==== Dataset records ====
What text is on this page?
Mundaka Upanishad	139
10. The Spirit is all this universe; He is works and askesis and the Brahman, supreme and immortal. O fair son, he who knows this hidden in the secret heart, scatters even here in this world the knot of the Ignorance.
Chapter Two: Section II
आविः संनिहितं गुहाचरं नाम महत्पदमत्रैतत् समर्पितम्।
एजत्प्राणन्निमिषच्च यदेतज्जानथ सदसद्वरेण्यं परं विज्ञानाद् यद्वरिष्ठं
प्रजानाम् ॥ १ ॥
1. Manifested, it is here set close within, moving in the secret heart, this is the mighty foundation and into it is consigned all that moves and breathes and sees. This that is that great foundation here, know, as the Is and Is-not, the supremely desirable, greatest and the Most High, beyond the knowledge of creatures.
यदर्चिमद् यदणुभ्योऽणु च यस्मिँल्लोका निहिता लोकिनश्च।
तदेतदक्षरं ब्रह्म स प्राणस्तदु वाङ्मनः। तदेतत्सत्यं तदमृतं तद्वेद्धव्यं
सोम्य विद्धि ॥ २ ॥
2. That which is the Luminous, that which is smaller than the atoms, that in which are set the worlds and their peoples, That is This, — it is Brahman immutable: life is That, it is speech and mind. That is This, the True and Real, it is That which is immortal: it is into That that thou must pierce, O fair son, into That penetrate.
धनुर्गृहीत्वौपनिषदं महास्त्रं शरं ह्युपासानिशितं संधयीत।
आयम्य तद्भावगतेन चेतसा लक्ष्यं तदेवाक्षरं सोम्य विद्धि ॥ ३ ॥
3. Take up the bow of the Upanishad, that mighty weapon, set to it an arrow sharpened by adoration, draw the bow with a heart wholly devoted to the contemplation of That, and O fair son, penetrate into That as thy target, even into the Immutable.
====
> To be done
Show all lines from the data above in which the word "secret" appears.

> Worked solution
10. The Spirit is all this universe; He is works and askesis and the Brahman, supreme and immortal. O fair son, he who knows this hidden in the secret heart, scatters even here in this world the knot of the Ignorance.
1. Manifested, it is here set close within, moving in the secret heart, this is the mighty foundation and into it is consigned all that moves and breathes and sees. This that is that great foundation here, know, as the Is and Is-not, the supremely desirable, greatest and the Most High, beyond the knowledge of creatures.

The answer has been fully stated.